### STATED PROBLEM
Write out each line from the data below that includes the word "الدم".

[Data items]
******
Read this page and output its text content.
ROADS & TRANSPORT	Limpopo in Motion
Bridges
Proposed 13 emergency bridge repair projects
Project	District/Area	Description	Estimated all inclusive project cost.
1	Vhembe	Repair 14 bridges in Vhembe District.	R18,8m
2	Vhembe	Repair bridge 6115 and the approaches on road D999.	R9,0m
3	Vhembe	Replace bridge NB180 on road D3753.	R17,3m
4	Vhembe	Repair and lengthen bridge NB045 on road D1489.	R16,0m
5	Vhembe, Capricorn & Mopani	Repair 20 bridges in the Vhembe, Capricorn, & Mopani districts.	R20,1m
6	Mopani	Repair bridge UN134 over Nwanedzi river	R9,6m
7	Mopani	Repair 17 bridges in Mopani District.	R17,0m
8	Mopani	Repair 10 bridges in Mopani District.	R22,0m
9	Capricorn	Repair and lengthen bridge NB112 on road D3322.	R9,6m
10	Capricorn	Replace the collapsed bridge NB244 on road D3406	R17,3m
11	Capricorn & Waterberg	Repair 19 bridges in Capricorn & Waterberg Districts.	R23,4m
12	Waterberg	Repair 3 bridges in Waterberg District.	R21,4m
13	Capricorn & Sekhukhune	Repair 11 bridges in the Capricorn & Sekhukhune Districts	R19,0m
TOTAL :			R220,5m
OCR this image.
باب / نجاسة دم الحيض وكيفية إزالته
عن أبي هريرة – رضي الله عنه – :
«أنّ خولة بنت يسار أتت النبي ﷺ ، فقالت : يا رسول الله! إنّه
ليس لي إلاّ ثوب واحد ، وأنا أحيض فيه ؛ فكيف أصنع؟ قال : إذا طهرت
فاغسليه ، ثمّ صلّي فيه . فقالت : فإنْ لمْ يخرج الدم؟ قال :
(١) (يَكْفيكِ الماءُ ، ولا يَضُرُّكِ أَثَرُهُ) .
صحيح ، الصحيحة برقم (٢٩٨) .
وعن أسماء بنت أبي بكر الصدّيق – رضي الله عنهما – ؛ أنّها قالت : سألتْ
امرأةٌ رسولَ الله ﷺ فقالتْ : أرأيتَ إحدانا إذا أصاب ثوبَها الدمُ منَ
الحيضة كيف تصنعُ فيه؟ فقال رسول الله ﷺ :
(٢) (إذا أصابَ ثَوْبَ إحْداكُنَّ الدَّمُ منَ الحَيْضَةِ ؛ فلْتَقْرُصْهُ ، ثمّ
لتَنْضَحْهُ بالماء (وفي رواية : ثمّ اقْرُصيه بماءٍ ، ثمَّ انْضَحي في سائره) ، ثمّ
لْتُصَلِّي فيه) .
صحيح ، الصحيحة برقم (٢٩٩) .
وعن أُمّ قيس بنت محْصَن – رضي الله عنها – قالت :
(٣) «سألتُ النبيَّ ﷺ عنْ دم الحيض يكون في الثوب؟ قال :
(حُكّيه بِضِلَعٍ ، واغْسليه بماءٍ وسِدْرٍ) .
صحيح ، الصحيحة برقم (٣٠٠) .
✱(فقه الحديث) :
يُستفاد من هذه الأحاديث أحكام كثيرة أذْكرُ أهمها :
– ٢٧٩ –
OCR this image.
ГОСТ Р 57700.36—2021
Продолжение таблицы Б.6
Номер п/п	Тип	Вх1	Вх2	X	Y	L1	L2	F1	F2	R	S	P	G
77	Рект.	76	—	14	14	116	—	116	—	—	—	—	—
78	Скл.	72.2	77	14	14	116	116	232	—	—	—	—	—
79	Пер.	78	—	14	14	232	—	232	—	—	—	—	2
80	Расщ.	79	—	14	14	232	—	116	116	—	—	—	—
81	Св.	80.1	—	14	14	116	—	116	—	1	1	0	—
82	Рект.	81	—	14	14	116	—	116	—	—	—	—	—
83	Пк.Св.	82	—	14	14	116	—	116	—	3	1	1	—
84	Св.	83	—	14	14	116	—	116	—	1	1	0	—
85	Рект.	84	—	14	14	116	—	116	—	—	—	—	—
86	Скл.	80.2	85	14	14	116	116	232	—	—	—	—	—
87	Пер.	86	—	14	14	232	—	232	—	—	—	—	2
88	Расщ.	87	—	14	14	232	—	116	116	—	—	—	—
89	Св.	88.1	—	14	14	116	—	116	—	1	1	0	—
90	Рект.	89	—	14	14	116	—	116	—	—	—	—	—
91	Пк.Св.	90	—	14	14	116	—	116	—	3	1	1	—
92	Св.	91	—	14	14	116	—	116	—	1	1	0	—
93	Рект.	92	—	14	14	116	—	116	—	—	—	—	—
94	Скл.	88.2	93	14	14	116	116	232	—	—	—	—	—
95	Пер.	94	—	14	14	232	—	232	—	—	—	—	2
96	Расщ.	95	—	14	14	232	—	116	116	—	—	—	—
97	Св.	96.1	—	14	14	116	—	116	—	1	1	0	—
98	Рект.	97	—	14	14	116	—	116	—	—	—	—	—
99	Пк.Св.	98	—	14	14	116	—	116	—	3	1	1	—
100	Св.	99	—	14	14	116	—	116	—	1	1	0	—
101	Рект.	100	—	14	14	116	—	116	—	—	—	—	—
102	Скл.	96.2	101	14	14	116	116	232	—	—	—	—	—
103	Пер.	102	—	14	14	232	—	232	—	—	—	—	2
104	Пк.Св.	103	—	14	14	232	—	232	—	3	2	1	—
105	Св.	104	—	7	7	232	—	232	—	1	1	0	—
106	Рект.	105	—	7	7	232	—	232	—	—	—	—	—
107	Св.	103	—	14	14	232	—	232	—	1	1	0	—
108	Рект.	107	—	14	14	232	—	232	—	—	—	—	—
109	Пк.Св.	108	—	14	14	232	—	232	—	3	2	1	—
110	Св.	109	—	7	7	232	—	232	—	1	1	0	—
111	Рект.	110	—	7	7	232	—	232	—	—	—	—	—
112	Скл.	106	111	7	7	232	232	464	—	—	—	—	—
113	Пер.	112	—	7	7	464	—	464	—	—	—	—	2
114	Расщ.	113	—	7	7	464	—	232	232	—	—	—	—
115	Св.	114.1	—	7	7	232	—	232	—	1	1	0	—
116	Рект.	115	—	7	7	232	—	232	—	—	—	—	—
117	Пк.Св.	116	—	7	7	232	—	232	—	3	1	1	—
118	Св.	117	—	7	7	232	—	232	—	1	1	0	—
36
******
### RESPONSE BELOW
فاغسليه ، ثمّ صلّي فيه . فقالت : فإنْ لمْ يخرج الدم؟ قال :
امرأةٌ رسولَ الله ﷺ فقالتْ : أرأيتَ إحدانا إذا أصاب ثوبَها الدمُ منَ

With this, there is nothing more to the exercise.